— begin Materials provided —

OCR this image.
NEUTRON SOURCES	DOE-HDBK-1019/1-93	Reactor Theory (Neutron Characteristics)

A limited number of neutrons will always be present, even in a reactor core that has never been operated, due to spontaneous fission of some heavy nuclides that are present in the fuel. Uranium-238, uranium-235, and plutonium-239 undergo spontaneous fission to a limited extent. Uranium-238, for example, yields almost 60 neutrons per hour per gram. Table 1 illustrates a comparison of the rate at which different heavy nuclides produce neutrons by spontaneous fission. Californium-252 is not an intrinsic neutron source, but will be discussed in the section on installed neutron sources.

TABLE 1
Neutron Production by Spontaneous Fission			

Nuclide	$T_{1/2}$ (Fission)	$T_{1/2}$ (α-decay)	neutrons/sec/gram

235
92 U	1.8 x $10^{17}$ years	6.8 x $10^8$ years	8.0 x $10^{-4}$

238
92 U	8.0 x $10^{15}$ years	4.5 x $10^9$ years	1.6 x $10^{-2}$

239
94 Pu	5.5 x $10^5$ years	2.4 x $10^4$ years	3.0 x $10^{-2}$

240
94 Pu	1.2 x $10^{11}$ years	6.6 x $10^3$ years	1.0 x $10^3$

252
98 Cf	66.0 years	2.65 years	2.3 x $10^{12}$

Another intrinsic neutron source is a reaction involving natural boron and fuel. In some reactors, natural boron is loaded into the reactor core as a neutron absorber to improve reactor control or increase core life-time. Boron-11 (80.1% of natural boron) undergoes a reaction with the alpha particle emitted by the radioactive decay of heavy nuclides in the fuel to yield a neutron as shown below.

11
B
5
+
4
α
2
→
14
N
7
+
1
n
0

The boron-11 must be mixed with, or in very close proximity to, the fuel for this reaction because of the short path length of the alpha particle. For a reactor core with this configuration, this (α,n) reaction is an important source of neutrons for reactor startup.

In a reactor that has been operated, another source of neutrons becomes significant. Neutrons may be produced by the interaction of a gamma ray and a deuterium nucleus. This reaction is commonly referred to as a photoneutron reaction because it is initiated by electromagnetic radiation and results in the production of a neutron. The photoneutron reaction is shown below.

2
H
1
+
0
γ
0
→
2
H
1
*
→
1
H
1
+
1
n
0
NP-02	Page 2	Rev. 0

— end Materials provided —

All of the entries above must be quoted exactly.

▶ _Task answer_
OCR this image.
NEUTRON SOURCES	DOE-HDBK-1019/1-93	Reactor Theory (Neutron Characteristics)

A limited number of neutrons will always be present, even in a reactor core that has never been operated, due to spontaneous fission of some heavy nuclides that are present in the fuel. Uranium-238, uranium-235, and plutonium-239 undergo spontaneous fission to a limited extent. Uranium-238, for example, yields almost 60 neutrons per hour per gram. Table 1 illustrates a comparison of the rate at which different heavy nuclides produce neutrons by spontaneous fission. Californium-252 is not an intrinsic neutron source, but will be discussed in the section on installed neutron sources.

TABLE 1
Neutron Production by Spontaneous Fission			

Nuclide	$T_{1/2}$ (Fission)	$T_{1/2}$ (α-decay)	neutrons/sec/gram

235
92 U	1.8 x $10^{17}$ years	6.8 x $10^8$ years	8.0 x $10^{-4}$

238
92 U	8.0 x $10^{15}$ years	4.5 x $10^9$ years	1.6 x $10^{-2}$

239
94 Pu	5.5 x $10^5$ years	2.4 x $10^4$ years	3.0 x $10^{-2}$

240
94 Pu	1.2 x $10^{11}$ years	6.6 x $10^3$ years	1.0 x $10^3$

252
98 Cf	66.0 years	2.65 years	2.3 x $10^{12}$

Another intrinsic neutron source is a reaction involving natural boron and fuel. In some reactors, natural boron is loaded into the reactor core as a neutron absorber to improve reactor control or increase core life-time. Boron-11 (80.1% of natural boron) undergoes a reaction with the alpha particle emitted by the radioactive decay of heavy nuclides in the fuel to yield a neutron as shown below.

11
B
5
+
4
α
2
→
14
N
7
+
1
n
0

The boron-11 must be mixed with, or in very close proximity to, the fuel for this reaction because of the short path length of the alpha particle. For a reactor core with this configuration, this (α,n) reaction is an important source of neutrons for reactor startup.

In a reactor that has been operated, another source of neutrons becomes significant. Neutrons may be produced by the interaction of a gamma ray and a deuterium nucleus. This reaction is commonly referred to as a photoneutron reaction because it is initiated by electromagnetic radiation and results in the production of a neutron. The photoneutron reaction is shown below.

2
H
1
+
0
γ
0
→
2
H
1
*
→
1
H
1
+
1
n
0
NP-02	Page 2	Rev. 0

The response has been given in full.